Only the lines from the one with "Transcribe this chart's" onward are wanted, through the last line of the entries, set down exactly.

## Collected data

======

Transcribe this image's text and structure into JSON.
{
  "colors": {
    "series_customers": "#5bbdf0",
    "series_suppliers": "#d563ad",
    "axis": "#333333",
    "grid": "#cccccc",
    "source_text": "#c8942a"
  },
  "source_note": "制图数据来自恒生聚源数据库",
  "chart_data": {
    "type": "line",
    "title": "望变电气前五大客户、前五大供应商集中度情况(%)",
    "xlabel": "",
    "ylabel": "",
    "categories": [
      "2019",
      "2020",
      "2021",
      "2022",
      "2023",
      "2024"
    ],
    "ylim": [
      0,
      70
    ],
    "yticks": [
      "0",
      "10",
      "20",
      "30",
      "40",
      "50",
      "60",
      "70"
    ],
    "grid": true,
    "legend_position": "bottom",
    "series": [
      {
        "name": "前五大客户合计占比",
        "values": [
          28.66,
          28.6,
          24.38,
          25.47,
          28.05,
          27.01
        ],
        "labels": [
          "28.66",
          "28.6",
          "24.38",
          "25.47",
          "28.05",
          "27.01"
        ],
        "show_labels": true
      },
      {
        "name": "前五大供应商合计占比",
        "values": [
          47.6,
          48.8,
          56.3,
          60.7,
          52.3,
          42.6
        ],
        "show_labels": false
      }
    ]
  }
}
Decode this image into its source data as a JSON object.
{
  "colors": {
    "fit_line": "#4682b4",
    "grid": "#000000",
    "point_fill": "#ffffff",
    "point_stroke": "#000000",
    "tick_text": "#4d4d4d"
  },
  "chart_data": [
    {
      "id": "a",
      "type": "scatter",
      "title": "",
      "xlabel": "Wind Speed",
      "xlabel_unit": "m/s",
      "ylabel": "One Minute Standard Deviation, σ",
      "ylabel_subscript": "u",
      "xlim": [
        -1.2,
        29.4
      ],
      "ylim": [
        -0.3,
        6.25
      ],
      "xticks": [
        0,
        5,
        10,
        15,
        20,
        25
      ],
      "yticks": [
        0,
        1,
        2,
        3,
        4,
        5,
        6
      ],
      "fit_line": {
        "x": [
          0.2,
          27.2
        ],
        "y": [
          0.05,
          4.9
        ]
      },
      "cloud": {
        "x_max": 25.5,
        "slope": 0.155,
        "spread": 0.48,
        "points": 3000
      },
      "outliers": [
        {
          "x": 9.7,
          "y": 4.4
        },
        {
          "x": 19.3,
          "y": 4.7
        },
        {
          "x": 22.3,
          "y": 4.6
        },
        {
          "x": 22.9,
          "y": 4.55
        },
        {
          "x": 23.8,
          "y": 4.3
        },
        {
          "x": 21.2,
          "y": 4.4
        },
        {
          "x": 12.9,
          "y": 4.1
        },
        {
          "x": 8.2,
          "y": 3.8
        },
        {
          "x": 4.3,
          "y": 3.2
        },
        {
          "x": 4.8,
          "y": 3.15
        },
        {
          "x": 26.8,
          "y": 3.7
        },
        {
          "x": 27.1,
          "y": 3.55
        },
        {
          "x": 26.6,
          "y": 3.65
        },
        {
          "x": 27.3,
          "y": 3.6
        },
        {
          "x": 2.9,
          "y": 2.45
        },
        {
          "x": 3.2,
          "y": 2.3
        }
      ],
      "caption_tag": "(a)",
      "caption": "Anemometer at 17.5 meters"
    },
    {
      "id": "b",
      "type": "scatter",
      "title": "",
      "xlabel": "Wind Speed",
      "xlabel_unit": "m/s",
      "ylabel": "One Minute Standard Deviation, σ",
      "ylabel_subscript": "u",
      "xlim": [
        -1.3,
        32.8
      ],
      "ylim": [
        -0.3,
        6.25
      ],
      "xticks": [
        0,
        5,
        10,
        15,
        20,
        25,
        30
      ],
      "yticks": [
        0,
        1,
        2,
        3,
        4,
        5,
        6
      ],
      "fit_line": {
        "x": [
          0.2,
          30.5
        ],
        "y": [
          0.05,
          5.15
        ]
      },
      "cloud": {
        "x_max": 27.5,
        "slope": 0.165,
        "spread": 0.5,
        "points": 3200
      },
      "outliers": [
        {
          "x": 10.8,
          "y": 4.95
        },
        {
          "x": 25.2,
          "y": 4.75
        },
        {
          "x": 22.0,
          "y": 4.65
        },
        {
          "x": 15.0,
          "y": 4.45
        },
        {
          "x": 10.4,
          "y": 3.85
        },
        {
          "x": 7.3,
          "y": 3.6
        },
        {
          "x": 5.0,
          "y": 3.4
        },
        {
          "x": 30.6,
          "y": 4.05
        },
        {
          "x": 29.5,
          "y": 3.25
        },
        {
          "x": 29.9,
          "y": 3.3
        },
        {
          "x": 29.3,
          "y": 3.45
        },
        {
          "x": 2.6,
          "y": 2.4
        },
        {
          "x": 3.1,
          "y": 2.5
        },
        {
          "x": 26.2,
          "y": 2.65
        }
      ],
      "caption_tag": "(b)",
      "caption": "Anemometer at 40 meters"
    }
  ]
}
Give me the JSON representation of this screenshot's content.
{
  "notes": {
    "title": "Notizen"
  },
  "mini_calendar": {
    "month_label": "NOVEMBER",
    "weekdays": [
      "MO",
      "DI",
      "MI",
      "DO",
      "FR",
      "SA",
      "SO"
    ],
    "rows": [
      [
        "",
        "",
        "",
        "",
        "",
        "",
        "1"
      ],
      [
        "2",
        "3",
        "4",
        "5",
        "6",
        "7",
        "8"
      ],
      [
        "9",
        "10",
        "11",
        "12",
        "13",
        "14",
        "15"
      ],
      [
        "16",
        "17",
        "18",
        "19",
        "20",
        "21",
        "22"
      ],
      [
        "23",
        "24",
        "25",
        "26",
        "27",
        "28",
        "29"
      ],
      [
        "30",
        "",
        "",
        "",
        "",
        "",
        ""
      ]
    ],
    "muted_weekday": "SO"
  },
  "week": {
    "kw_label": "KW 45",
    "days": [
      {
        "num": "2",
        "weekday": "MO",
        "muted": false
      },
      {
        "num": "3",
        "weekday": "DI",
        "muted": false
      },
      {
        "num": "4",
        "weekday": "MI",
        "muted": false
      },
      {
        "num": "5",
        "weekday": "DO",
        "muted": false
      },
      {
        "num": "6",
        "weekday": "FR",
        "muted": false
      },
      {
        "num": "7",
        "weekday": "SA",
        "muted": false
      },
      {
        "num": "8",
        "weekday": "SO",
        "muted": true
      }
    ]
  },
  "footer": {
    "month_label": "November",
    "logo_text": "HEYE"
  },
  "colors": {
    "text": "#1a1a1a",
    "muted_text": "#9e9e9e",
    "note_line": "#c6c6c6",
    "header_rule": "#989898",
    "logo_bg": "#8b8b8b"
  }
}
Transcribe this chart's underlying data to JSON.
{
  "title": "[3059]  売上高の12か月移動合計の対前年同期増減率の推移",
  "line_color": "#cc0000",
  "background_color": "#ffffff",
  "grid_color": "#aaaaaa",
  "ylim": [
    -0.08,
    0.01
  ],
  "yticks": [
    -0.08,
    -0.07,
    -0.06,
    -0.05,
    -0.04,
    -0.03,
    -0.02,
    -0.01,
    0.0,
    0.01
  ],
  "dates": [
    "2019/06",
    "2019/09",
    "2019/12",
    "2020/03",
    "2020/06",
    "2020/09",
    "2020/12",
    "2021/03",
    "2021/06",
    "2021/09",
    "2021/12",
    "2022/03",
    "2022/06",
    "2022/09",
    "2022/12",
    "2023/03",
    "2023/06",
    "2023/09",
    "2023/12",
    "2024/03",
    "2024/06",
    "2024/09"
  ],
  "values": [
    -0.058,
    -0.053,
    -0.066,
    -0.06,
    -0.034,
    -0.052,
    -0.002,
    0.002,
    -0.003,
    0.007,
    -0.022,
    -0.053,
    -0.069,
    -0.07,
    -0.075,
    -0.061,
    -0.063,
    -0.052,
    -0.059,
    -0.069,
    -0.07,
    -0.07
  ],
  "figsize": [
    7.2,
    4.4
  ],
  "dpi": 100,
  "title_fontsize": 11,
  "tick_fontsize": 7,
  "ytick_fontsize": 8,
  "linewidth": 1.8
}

======

## Complete output
Transcribe this chart's underlying data to JSON.
{
  "title": "[3059]  売上高の12か月移動合計の対前年同期増減率の推移",
  "line_color": "#cc0000",
  "background_color": "#ffffff",
  "grid_color": "#aaaaaa",
  "ylim": [
    -0.08,
    0.01
  ],
  "yticks": [
    -0.08,
    -0.07,
    -0.06,
    -0.05,
    -0.04,
    -0.03,
    -0.02,
    -0.01,
    0.0,
    0.01
  ],
  "dates": [
    "2019/06",
    "2019/09",
    "2019/12",
    "2020/03",
    "2020/06",
    "2020/09",
    "2020/12",
    "2021/03",
    "2021/06",
    "2021/09",
    "2021/12",
    "2022/03",
    "2022/06",
    "2022/09",
    "2022/12",
    "2023/03",
    "2023/06",
    "2023/09",
    "2023/12",
    "2024/03",
    "2024/06",
    "2024/09"
  ],
  "values": [
    -0.058,
    -0.053,
    -0.066,
    -0.06,
    -0.034,
    -0.052,
    -0.002,
    0.002,
    -0.003,
    0.007,
    -0.022,
    -0.053,
    -0.069,
    -0.07,
    -0.075,
    -0.061,
    -0.063,
    -0.052,
    -0.059,
    -0.069,
    -0.07,
    -0.07
  ],
  "figsize": [
    7.2,
    4.4
  ],
  "dpi": 100,
  "title_fontsize": 11,
  "tick_fontsize": 7,
  "ytick_fontsize": 8,
  "linewidth": 1.8
}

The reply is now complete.